### Supplied records
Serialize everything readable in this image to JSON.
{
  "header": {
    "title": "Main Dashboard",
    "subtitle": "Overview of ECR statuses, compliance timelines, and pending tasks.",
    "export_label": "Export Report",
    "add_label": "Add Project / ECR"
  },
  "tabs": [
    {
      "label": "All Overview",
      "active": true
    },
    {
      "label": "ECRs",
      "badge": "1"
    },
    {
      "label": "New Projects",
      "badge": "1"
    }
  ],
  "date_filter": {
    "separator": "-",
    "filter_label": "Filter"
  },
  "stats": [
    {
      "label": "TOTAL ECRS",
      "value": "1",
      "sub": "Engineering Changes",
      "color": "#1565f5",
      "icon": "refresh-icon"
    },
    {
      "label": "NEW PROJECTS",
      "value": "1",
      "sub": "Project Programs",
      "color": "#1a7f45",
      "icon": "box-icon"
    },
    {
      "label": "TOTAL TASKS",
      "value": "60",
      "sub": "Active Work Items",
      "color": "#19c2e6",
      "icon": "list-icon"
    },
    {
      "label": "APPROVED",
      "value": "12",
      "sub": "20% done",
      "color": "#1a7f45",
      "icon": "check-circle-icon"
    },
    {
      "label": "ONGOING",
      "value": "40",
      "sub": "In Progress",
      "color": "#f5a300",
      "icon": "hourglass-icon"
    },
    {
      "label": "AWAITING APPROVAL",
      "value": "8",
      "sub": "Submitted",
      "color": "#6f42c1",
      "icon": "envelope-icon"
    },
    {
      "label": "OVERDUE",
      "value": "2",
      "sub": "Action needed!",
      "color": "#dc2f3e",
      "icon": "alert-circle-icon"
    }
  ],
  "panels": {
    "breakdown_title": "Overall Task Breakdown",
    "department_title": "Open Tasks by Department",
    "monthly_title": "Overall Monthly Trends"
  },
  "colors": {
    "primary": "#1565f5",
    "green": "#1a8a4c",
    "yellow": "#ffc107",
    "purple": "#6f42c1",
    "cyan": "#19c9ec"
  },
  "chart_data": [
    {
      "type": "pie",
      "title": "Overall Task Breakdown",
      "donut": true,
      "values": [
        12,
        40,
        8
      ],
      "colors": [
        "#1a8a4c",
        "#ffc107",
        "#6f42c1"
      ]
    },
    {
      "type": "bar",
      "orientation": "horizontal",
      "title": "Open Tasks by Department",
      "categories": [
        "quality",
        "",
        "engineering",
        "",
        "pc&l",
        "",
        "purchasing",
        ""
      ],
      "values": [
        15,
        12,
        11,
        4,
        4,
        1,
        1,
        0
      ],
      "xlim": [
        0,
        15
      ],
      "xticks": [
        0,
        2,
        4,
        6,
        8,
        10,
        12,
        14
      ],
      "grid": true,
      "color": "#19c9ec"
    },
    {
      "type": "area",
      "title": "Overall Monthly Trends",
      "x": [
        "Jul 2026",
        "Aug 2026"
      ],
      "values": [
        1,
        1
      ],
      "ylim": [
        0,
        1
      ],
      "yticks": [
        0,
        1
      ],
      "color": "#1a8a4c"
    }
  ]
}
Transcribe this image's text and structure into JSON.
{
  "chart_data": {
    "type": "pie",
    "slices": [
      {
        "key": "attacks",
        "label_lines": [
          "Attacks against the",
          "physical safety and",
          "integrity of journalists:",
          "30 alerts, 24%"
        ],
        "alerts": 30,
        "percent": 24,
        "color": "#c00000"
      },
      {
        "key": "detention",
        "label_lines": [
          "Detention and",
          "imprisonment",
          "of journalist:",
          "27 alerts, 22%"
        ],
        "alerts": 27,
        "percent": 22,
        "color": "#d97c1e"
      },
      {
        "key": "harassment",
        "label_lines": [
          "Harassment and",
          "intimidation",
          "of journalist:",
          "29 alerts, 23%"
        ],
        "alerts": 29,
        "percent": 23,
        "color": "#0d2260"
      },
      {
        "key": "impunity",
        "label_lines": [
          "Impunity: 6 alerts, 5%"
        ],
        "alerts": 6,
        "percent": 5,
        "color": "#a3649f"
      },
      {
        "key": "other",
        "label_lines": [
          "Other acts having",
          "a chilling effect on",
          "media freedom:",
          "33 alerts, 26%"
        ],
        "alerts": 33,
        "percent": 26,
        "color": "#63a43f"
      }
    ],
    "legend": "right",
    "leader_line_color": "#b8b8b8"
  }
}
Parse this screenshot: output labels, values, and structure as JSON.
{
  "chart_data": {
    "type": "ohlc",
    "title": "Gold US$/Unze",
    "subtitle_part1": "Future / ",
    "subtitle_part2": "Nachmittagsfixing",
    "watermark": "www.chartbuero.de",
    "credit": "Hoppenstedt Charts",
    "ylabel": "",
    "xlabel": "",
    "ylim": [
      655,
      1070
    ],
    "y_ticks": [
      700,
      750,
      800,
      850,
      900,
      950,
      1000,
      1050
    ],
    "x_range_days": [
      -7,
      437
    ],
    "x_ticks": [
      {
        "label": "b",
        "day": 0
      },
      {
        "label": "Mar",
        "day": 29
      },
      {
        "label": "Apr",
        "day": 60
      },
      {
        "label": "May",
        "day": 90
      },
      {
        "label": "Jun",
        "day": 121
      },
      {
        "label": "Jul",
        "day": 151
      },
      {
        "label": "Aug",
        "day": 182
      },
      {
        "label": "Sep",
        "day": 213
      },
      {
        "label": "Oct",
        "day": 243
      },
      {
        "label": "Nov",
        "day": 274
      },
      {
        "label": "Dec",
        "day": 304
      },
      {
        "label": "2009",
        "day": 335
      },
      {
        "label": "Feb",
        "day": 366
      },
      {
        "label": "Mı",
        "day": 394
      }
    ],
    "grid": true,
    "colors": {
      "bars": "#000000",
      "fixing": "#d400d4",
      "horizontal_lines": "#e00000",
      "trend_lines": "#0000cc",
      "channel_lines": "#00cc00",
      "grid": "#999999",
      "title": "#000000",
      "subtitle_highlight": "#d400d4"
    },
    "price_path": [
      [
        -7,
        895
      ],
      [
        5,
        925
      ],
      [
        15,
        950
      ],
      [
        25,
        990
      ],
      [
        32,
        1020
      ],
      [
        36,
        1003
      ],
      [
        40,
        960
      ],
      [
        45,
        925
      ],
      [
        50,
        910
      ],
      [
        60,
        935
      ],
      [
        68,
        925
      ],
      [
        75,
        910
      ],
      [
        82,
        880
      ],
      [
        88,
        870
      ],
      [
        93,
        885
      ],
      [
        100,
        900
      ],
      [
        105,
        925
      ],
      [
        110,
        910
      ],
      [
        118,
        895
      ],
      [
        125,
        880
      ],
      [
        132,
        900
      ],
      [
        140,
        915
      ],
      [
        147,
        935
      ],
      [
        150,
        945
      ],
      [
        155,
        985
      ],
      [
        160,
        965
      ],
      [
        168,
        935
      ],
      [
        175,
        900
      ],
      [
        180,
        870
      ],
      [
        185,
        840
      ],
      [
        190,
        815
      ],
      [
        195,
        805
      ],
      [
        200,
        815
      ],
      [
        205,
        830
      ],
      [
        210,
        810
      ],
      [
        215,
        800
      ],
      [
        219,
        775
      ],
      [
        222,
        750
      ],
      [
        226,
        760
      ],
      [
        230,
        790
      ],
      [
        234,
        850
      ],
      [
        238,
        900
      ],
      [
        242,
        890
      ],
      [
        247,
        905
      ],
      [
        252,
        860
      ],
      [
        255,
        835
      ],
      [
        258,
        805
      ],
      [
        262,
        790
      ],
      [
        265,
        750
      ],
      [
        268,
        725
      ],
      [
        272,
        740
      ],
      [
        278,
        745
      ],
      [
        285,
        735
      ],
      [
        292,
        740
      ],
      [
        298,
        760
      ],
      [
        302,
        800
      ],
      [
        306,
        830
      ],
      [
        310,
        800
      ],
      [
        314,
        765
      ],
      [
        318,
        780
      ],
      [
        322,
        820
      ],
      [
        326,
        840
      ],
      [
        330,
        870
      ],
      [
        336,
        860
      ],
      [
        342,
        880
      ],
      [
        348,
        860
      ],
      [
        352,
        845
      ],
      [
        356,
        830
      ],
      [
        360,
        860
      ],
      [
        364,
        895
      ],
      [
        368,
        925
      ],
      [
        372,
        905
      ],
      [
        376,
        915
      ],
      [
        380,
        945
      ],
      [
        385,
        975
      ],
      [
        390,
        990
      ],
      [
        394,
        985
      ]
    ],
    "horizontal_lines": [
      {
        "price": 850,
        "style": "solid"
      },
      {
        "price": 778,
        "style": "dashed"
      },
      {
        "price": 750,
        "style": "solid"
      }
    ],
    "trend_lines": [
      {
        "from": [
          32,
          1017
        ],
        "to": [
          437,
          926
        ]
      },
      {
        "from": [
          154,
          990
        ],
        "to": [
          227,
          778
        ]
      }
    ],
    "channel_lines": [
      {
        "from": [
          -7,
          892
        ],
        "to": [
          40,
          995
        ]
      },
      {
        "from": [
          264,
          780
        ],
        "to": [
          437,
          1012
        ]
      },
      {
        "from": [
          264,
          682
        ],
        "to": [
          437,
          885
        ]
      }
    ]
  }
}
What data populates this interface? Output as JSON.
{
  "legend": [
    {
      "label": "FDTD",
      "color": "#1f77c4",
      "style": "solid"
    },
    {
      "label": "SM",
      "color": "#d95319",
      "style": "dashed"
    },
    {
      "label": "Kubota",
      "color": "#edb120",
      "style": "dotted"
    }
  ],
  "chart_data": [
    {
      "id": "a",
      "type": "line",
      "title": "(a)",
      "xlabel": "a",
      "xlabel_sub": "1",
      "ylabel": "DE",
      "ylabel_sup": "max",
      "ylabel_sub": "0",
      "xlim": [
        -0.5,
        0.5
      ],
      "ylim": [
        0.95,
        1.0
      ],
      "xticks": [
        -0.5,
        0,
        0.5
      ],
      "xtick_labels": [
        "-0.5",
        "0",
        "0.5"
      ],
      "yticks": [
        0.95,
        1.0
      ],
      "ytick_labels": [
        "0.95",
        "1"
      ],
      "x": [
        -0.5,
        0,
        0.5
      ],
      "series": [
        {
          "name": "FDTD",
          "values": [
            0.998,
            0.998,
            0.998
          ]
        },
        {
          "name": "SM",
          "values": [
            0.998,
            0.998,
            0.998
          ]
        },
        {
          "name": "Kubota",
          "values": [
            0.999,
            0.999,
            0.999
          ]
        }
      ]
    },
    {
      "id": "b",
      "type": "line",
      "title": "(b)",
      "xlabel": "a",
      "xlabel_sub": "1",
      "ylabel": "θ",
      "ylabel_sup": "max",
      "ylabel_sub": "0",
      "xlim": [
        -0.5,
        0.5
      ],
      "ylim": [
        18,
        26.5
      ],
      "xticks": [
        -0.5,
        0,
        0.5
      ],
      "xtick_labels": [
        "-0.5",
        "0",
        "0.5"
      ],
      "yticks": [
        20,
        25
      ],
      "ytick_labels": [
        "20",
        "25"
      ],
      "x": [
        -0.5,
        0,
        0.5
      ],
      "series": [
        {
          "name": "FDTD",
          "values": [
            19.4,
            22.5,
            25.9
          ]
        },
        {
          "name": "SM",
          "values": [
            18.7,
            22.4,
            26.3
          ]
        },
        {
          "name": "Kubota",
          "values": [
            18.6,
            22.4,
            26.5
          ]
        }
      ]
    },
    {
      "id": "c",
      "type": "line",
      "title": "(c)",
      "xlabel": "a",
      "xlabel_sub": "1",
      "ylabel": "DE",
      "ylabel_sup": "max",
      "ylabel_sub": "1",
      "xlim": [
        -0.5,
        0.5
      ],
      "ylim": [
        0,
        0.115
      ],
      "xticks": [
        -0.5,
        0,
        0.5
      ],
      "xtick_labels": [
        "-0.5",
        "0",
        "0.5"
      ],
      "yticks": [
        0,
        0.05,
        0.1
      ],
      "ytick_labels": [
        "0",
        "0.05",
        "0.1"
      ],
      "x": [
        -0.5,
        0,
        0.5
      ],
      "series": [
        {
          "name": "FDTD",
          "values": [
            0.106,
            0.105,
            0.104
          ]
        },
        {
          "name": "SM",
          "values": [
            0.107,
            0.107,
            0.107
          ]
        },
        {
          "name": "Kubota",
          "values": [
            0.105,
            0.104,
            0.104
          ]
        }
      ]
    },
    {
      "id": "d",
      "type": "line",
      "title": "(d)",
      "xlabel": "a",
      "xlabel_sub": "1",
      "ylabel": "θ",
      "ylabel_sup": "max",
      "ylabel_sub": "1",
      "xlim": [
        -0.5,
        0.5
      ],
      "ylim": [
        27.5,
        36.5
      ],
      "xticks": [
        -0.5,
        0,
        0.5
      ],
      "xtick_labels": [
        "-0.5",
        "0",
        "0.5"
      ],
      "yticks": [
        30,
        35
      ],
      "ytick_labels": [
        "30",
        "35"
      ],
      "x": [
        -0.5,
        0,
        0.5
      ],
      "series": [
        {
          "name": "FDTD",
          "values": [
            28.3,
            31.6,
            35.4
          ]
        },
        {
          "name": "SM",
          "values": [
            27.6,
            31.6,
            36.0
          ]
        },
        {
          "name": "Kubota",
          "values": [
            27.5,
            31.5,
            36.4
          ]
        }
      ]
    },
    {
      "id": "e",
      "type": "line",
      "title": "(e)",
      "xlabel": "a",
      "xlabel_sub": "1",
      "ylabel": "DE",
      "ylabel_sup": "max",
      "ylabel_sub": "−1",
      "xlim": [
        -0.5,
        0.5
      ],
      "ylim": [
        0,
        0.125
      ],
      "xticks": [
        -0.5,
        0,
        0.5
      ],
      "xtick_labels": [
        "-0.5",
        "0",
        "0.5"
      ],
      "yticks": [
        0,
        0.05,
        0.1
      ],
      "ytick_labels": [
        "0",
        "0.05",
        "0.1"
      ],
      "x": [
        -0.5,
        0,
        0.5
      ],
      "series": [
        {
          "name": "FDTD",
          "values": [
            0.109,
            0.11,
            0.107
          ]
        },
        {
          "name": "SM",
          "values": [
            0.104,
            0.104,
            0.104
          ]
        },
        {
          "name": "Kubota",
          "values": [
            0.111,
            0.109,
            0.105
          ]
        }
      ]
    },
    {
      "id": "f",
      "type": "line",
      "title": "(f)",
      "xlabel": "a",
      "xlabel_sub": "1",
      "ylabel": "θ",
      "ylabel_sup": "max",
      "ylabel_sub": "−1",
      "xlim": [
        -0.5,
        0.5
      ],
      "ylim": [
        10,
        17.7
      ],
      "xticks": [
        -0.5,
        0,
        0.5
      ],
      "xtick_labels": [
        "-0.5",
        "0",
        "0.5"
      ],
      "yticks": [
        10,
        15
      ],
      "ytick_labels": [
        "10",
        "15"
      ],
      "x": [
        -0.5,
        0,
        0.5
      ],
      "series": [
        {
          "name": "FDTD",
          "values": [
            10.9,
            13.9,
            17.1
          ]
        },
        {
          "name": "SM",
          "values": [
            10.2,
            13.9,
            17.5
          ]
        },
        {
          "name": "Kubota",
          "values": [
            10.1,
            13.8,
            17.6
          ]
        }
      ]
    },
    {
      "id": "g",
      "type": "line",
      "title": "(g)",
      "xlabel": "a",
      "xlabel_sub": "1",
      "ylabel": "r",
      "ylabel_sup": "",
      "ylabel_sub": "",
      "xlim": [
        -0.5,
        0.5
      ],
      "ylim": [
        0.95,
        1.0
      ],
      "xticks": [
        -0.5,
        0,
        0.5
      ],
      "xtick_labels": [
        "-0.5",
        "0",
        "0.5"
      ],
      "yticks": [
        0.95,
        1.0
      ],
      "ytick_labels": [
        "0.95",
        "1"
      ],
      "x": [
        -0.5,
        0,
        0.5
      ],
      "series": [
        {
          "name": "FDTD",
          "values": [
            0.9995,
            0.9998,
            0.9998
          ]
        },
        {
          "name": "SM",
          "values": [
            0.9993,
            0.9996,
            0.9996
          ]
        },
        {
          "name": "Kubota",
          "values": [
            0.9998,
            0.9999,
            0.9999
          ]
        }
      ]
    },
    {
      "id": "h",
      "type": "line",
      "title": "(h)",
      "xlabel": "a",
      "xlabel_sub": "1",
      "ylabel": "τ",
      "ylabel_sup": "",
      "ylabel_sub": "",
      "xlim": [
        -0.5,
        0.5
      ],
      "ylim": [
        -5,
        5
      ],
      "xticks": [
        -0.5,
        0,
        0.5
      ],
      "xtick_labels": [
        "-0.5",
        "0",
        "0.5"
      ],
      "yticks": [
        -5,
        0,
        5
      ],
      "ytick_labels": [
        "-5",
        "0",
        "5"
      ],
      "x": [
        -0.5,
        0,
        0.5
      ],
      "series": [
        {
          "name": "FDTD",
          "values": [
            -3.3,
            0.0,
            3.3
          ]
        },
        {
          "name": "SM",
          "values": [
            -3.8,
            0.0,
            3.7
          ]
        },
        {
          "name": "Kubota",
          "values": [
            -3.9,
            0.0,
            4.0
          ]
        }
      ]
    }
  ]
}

### Goal
Show every line above in which the word "Overview" occurs.

### Result of the exercise
    "subtitle": "Overview of ECR statuses, compliance timelines, and pending tasks.",
      "label": "All Overview",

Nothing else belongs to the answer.